What this task involves: Extract every line of the listing below and reproduce each one character for character, in its original order.

Material provided:
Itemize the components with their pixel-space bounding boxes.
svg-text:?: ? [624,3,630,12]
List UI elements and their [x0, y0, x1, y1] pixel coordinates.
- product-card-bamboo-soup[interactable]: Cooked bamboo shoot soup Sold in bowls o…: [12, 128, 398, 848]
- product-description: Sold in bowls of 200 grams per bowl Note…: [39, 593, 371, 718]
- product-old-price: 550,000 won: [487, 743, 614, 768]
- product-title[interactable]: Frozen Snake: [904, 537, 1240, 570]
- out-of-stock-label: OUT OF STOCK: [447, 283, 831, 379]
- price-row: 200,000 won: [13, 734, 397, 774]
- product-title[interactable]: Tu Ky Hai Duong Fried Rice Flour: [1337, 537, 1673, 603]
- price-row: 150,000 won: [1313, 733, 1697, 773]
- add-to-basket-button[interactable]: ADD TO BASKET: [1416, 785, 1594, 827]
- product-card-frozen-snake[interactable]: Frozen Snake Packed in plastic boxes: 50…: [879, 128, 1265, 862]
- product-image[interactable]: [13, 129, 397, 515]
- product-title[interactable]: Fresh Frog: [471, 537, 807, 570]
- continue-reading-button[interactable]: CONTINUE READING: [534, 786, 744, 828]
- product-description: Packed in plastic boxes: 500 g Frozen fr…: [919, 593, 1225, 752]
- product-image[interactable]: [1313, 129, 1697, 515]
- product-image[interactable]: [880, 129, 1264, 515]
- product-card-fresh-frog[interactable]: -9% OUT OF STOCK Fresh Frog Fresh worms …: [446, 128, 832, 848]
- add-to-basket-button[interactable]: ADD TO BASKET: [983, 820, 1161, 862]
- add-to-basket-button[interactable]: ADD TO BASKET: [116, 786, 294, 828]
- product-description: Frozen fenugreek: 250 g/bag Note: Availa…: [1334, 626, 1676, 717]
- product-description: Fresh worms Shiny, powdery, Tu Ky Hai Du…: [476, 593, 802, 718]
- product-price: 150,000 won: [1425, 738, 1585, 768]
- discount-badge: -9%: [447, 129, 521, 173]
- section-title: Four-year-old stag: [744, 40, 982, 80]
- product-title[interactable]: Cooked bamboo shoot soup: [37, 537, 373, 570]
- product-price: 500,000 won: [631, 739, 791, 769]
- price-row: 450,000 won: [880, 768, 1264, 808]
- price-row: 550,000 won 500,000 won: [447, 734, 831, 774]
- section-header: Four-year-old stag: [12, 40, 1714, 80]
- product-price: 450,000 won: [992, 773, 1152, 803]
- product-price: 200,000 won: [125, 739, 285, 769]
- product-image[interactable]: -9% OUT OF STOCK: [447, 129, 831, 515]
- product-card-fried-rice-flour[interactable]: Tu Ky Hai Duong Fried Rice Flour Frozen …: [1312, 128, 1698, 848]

Task answer:
Itemize the components with their pixel-space bounding boxes.
svg-text:?: ? [624,3,630,12]
List UI elements and their [x0, y0, x1, y1] pixel coordinates.
- product-card-bamboo-soup[interactable]: Cooked bamboo shoot soup Sold in bowls o…: [12, 128, 398, 848]
- product-description: Sold in bowls of 200 grams per bowl Note…: [39, 593, 371, 718]
- product-old-price: 550,000 won: [487, 743, 614, 768]
- product-title[interactable]: Frozen Snake: [904, 537, 1240, 570]
- out-of-stock-label: OUT OF STOCK: [447, 283, 831, 379]
- price-row: 200,000 won: [13, 734, 397, 774]
- product-title[interactable]: Tu Ky Hai Duong Fried Rice Flour: [1337, 537, 1673, 603]
- price-row: 150,000 won: [1313, 733, 1697, 773]
- add-to-basket-button[interactable]: ADD TO BASKET: [1416, 785, 1594, 827]
- product-card-frozen-snake[interactable]: Frozen Snake Packed in plastic boxes: 50…: [879, 128, 1265, 862]
- product-image[interactable]: [13, 129, 397, 515]
- product-title[interactable]: Fresh Frog: [471, 537, 807, 570]
- continue-reading-button[interactable]: CONTINUE READING: [534, 786, 744, 828]
- product-description: Packed in plastic boxes: 500 g Frozen fr…: [919, 593, 1225, 752]
- product-image[interactable]: [1313, 129, 1697, 515]
- product-image[interactable]: [880, 129, 1264, 515]
- product-card-fresh-frog[interactable]: -9% OUT OF STOCK Fresh Frog Fresh worms …: [446, 128, 832, 848]
- add-to-basket-button[interactable]: ADD TO BASKET: [983, 820, 1161, 862]
- add-to-basket-button[interactable]: ADD TO BASKET: [116, 786, 294, 828]
- product-description: Frozen fenugreek: 250 g/bag Note: Availa…: [1334, 626, 1676, 717]
- product-description: Fresh worms Shiny, powdery, Tu Ky Hai Du…: [476, 593, 802, 718]
- product-price: 150,000 won: [1425, 738, 1585, 768]
- discount-badge: -9%: [447, 129, 521, 173]
- section-title: Four-year-old stag: [744, 40, 982, 80]
- product-title[interactable]: Cooked bamboo shoot soup: [37, 537, 373, 570]
- product-price: 500,000 won: [631, 739, 791, 769]
- price-row: 450,000 won: [880, 768, 1264, 808]
- price-row: 550,000 won 500,000 won: [447, 734, 831, 774]
- section-header: Four-year-old stag: [12, 40, 1714, 80]
- product-price: 450,000 won: [992, 773, 1152, 803]
- product-price: 200,000 won: [125, 739, 285, 769]
- product-image[interactable]: -9% OUT OF STOCK: [447, 129, 831, 515]
- product-card-fried-rice-flour[interactable]: Tu Ky Hai Duong Fried Rice Flour Frozen …: [1312, 128, 1698, 848]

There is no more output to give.